Assignment |
Pick up the text on pregnancy risk categories and the pharmacology of Complera after its final line and continue it.

Extract provided |
== Segment start ==

B: May be acceptable. Either animal studies show no risk but human studies not available or animal studies showed minor risks and human studies done and showed no risk.
C: Use with caution if benefits outweigh risks. Animal studies show risk and human studies not available or neither animal nor human studies done.
D: Use in LIFE-THREATENING emergencies when no safer drug available. Positive evidence of human fetal risk.
X: Do not use in pregnancy. Risks involved outweigh potential benefits. Safer alternatives exist.
NA: Information not available.
Pharmacology of Complera (emtricitabine/rilpivirine/tenofovir DF)

== Segment end ==

Data to examine |
== Segment start ==

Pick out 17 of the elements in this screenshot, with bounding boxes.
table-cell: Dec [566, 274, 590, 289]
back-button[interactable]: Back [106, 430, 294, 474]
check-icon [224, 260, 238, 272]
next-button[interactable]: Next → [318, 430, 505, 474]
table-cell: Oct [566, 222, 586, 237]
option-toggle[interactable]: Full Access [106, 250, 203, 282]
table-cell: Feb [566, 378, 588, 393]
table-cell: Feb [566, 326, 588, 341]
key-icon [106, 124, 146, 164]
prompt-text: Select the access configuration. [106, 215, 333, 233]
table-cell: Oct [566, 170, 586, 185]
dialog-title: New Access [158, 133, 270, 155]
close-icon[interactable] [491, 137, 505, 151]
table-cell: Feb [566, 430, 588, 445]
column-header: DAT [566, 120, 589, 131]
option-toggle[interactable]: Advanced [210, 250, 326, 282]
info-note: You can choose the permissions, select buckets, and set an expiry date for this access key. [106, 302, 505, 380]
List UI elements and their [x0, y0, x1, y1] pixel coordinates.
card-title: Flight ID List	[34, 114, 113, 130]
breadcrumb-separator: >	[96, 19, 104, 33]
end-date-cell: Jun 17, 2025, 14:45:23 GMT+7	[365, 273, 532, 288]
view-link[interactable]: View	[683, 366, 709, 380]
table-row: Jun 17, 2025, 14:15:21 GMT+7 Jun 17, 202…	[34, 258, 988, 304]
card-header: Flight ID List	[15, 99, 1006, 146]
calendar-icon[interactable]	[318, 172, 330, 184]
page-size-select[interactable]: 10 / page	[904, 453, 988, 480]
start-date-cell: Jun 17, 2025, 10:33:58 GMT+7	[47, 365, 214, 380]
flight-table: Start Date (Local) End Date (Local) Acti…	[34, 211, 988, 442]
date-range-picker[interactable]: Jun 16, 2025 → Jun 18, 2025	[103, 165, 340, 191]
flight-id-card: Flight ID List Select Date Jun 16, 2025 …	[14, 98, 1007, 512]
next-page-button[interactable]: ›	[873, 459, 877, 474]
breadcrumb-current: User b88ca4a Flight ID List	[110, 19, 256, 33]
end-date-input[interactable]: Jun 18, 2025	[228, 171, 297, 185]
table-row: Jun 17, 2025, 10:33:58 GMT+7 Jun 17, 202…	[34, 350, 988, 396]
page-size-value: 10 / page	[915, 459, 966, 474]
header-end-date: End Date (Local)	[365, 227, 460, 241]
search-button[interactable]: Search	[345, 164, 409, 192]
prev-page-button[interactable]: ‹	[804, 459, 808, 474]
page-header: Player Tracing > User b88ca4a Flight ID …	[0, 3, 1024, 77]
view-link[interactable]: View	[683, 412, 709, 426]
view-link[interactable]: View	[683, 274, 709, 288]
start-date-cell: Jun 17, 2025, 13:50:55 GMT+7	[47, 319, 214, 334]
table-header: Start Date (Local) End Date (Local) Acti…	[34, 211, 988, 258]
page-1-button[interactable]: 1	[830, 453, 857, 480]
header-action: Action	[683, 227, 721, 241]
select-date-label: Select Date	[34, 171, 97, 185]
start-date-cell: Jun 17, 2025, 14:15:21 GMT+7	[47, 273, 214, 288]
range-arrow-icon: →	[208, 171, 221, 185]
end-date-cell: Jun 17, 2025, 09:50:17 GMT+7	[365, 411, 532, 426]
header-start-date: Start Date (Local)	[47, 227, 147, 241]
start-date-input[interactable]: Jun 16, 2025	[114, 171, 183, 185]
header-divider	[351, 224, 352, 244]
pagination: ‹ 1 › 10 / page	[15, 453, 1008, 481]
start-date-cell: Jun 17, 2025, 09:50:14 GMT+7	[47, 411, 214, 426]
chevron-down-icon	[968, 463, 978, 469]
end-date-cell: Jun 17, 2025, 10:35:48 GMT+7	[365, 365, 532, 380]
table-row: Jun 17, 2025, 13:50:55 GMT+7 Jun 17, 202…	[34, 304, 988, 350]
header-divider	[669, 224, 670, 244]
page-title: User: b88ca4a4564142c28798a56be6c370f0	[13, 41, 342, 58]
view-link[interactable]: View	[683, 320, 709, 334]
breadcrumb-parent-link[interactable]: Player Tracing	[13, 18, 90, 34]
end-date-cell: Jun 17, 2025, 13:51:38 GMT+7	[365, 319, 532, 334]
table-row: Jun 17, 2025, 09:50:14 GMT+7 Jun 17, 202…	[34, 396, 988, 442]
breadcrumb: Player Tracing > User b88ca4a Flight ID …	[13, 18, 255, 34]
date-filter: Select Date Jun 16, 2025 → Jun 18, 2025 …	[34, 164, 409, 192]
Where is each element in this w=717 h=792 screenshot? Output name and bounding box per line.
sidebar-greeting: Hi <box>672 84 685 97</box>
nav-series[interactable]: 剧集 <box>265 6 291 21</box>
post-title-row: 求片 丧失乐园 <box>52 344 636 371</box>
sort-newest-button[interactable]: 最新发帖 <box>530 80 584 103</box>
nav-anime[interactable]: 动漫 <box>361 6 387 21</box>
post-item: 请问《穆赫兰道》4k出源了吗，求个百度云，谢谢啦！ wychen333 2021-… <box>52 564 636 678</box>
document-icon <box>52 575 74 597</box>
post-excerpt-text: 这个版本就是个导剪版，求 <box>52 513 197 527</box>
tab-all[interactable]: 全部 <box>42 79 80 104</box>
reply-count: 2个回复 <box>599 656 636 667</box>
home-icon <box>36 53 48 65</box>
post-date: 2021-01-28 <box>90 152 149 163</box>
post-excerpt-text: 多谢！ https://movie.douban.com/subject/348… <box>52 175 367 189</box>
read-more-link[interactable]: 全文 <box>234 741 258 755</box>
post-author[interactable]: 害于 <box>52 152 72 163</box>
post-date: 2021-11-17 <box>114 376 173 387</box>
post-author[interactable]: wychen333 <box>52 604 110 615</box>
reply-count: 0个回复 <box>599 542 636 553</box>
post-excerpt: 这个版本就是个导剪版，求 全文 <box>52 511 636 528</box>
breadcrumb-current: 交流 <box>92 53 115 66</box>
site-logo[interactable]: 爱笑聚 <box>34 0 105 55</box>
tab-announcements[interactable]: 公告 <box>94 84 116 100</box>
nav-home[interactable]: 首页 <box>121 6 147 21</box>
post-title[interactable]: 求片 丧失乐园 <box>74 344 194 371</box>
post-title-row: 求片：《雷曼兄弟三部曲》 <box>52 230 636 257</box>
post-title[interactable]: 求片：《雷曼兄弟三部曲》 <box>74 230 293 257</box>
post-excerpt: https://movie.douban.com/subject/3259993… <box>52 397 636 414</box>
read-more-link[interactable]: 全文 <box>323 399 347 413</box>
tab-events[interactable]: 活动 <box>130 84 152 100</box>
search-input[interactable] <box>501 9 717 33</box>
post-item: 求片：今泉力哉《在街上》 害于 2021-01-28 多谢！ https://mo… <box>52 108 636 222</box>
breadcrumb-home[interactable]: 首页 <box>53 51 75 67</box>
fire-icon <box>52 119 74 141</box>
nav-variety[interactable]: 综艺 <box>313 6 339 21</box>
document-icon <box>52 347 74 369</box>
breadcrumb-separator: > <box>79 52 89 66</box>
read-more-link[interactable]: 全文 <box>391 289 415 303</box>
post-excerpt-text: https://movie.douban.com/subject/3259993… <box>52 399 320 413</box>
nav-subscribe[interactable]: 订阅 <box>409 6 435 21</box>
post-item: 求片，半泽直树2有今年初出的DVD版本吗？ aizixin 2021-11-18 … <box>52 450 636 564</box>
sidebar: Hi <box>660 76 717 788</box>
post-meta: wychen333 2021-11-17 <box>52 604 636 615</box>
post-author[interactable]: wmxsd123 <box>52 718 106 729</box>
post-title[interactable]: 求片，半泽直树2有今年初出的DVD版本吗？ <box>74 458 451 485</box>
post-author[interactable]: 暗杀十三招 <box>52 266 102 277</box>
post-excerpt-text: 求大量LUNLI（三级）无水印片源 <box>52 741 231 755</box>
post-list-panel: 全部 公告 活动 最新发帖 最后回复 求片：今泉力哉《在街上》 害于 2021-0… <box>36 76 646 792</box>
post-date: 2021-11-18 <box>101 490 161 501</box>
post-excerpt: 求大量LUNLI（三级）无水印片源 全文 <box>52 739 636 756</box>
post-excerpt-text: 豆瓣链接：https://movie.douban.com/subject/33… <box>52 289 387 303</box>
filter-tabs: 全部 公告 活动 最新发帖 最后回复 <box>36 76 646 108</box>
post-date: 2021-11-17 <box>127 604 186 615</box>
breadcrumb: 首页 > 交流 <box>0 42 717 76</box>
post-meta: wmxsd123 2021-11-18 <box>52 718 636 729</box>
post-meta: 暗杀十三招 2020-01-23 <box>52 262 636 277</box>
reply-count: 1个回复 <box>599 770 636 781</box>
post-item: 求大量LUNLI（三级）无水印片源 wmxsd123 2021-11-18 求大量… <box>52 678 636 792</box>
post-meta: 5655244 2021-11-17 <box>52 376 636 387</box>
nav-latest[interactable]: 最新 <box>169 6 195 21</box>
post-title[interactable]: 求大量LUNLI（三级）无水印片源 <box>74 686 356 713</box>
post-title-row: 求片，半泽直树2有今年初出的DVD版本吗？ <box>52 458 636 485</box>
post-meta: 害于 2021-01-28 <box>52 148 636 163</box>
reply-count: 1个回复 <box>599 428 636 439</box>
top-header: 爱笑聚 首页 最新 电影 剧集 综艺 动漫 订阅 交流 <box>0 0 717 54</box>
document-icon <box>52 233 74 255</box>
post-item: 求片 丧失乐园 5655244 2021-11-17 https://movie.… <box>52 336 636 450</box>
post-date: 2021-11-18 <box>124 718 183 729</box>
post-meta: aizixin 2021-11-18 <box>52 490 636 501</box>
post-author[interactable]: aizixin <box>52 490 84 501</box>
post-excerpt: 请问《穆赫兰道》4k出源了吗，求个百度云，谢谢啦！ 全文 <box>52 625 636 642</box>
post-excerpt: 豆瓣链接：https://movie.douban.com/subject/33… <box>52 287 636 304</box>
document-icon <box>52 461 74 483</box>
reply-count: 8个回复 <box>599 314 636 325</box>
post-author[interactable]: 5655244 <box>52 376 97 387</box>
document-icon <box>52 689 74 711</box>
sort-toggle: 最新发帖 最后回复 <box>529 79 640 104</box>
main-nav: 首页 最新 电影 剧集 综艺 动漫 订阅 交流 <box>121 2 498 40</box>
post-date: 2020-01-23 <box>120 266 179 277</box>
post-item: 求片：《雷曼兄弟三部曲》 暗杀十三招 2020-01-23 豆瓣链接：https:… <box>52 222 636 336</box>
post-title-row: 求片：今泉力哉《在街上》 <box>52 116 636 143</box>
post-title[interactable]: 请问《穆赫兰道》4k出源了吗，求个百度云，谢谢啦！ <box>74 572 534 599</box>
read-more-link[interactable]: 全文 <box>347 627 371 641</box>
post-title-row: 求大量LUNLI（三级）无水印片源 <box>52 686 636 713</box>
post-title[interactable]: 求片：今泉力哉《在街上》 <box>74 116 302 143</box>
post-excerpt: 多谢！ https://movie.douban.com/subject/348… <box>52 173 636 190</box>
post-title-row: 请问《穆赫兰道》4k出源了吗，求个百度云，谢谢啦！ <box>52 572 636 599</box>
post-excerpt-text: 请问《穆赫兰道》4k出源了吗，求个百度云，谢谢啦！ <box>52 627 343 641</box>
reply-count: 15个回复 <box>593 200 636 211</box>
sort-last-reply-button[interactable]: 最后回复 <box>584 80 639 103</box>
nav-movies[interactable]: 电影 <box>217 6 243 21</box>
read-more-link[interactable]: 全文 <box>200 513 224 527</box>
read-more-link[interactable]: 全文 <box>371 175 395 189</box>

== Segment end ==

Task answer |
Mechanism of action
Emtricitabine: Nucleoside reverse transcriptase inhibitor (NRTI); following phosphorylation, interferes with HIV viral DNA polymerase and inhibits viral replication; cytosine analogue
Rilpivirine: Antiviral agent; diarylpyrimidine non-nucleoside reverse transcriptase inhibitor (NNRTI) of HIV-1; inhibits HIV-1 replication by noncompetitive inhibition of HIV-1 reverse transcriptase
Tenofovir: Nucleoside reverse transcriptase inhibitor (NRTI); following hydrolysis and phosphorylation, inhibits HIV-1 reverse transcriptase by competing with AMP as substrate
Absorption
Bioavailability
- Emtricitabine: 93%
- Rilpivirine: Exposure 25% higher with combined tablet compared with administration of separate agents; absolute bioavailability unknown
- Tenofovir: <25% (fasting)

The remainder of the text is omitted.